▶ [EXERCISE AIM] Repeat exactly each line of the data provided below.

▶ [MATERIAL]
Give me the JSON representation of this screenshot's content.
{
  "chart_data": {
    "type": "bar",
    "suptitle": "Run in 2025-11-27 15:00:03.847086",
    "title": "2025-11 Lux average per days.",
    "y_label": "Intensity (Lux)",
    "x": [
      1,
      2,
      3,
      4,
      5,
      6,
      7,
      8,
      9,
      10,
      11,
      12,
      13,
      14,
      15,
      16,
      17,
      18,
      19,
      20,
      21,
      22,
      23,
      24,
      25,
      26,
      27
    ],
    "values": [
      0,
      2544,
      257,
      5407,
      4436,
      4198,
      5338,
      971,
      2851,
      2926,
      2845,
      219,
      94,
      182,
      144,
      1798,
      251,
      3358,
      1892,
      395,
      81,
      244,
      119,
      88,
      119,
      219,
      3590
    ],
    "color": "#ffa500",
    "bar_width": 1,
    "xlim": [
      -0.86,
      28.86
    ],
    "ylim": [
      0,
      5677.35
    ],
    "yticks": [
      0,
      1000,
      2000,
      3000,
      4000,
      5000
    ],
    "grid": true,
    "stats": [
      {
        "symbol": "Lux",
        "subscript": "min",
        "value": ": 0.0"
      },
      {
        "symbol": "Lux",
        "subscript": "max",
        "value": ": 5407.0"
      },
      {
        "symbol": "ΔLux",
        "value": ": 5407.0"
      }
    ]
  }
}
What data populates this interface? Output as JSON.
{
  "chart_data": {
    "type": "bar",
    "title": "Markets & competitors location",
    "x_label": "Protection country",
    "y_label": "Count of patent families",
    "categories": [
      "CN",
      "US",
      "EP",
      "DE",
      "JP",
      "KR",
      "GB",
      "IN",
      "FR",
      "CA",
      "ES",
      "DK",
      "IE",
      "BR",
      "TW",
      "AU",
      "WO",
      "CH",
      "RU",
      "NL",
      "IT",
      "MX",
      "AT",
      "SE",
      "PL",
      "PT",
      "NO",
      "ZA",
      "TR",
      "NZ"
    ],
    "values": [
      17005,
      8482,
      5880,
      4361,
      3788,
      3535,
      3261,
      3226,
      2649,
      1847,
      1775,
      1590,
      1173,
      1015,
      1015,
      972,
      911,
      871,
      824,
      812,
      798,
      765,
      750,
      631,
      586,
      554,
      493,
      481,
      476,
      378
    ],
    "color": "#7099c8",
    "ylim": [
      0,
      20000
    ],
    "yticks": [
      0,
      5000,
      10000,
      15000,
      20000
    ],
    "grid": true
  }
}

▶ [SOLUTION TO THE PROBLEM]
Give me the JSON representation of this screenshot's content.
{
  "chart_data": {
    "type": "bar",
    "suptitle": "Run in 2025-11-27 15:00:03.847086",
    "title": "2025-11 Lux average per days.",
    "y_label": "Intensity (Lux)",
    "x": [
      1,
      2,
      3,
      4,
      5,
      6,
      7,
      8,
      9,
      10,
      11,
      12,
      13,
      14,
      15,
      16,
      17,
      18,
      19,
      20,
      21,
      22,
      23,
      24,
      25,
      26,
      27
    ],
    "values": [
      0,
      2544,
      257,
      5407,
      4436,
      4198,
      5338,
      971,
      2851,
      2926,
      2845,
      219,
      94,
      182,
      144,
      1798,
      251,
      3358,
      1892,
      395,
      81,
      244,
      119,
      88,
      119,
      219,
      3590
    ],
    "color": "#ffa500",
    "bar_width": 1,
    "xlim": [
      -0.86,
      28.86
    ],
    "ylim": [
      0,
      5677.35
    ],
    "yticks": [
      0,
      1000,
      2000,
      3000,
      4000,
      5000
    ],
    "grid": true,
    "stats": [
      {
        "symbol": "Lux",
        "subscript": "min",
        "value": ": 0.0"
      },
      {
        "symbol": "Lux",
        "subscript": "max",
        "value": ": 5407.0"
      },
      {
        "symbol": "ΔLux",
        "value": ": 5407.0"
      }
    ]
  }
}
What data populates this interface? Output as JSON.
{
  "chart_data": {
    "type": "bar",
    "title": "Markets & competitors location",
    "x_label": "Protection country",
    "y_label": "Count of patent families",
    "categories": [
      "CN",
      "US",
      "EP",
      "DE",
      "JP",
      "KR",
      "GB",
      "IN",
      "FR",
      "CA",
      "ES",
      "DK",
      "IE",
      "BR",
      "TW",
      "AU",
      "WO",
      "CH",
      "RU",
      "NL",
      "IT",
      "MX",
      "AT",
      "SE",
      "PL",
      "PT",
      "NO",
      "ZA",
      "TR",
      "NZ"
    ],
    "values": [
      17005,
      8482,
      5880,
      4361,
      3788,
      3535,
      3261,
      3226,
      2649,
      1847,
      1775,
      1590,
      1173,
      1015,
      1015,
      972,
      911,
      871,
      824,
      812,
      798,
      765,
      750,
      631,
      586,
      554,
      493,
      481,
      476,
      378
    ],
    "color": "#7099c8",
    "ylim": [
      0,
      20000
    ],
    "yticks": [
      0,
      5000,
      10000,
      15000,
      20000
    ],
    "grid": true
  }
}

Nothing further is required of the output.